(Given task):
Output all of the records exactly as written.

>> Begin Dataset excerpts

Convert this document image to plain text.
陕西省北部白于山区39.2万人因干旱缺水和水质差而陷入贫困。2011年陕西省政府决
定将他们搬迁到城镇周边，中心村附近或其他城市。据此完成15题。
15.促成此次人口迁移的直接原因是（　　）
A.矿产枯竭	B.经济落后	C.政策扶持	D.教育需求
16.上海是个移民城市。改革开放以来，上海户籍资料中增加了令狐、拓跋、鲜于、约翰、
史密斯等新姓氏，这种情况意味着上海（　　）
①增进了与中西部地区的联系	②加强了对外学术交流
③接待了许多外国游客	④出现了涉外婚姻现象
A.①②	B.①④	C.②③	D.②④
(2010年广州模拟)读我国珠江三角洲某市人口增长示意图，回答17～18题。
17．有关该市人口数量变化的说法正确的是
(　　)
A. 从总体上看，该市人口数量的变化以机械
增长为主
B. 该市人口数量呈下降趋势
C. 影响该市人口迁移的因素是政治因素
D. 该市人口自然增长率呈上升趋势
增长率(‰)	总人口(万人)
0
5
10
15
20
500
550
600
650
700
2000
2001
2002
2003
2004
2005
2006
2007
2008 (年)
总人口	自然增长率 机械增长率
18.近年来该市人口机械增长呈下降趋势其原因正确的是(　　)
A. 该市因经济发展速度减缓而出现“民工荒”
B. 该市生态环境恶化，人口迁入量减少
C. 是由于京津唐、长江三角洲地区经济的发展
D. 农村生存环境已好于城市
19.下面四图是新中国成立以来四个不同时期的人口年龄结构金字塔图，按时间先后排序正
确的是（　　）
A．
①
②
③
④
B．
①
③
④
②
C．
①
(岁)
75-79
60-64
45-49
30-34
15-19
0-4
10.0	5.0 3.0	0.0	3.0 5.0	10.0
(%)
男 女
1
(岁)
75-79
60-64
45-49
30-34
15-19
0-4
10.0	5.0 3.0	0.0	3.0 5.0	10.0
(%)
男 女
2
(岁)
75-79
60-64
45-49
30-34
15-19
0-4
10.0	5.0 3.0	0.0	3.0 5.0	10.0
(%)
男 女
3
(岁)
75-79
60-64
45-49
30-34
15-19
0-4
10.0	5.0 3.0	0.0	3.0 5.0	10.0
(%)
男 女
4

>> End Dataset excerpts

(Problem solution):
Convert this document image to plain text.
陕西省北部白于山区39.2万人因干旱缺水和水质差而陷入贫困。2011年陕西省政府决
定将他们搬迁到城镇周边，中心村附近或其他城市。据此完成15题。
15.促成此次人口迁移的直接原因是（　　）
A.矿产枯竭	B.经济落后	C.政策扶持	D.教育需求
16.上海是个移民城市。改革开放以来，上海户籍资料中增加了令狐、拓跋、鲜于、约翰、
史密斯等新姓氏，这种情况意味着上海（　　）
①增进了与中西部地区的联系	②加强了对外学术交流
③接待了许多外国游客	④出现了涉外婚姻现象
A.①②	B.①④	C.②③	D.②④
(2010年广州模拟)读我国珠江三角洲某市人口增长示意图，回答17～18题。
17．有关该市人口数量变化的说法正确的是
(　　)
A. 从总体上看，该市人口数量的变化以机械
增长为主
B. 该市人口数量呈下降趋势
C. 影响该市人口迁移的因素是政治因素
D. 该市人口自然增长率呈上升趋势
增长率(‰)	总人口(万人)
0
5
10
15
20
500
550
600
650
700
2000
2001
2002
2003
2004
2005
2006
2007
2008 (年)
总人口	自然增长率 机械增长率
18.近年来该市人口机械增长呈下降趋势其原因正确的是(　　)
A. 该市因经济发展速度减缓而出现“民工荒”
B. 该市生态环境恶化，人口迁入量减少
C. 是由于京津唐、长江三角洲地区经济的发展
D. 农村生存环境已好于城市
19.下面四图是新中国成立以来四个不同时期的人口年龄结构金字塔图，按时间先后排序正
确的是（　　）
A．
①
②
③
④
B．
①
③
④
②
C．
①
(岁)
75-79
60-64
45-49
30-34
15-19
0-4
10.0	5.0 3.0	0.0	3.0 5.0	10.0
(%)
男 女
1
(岁)
75-79
60-64
45-49
30-34
15-19
0-4
10.0	5.0 3.0	0.0	3.0 5.0	10.0
(%)
男 女
2
(岁)
75-79
60-64
45-49
30-34
15-19
0-4
10.0	5.0 3.0	0.0	3.0 5.0	10.0
(%)
男 女
3
(岁)
75-79
60-64
45-49
30-34
15-19
0-4
10.0	5.0 3.0	0.0	3.0 5.0	10.0
(%)
男 女
4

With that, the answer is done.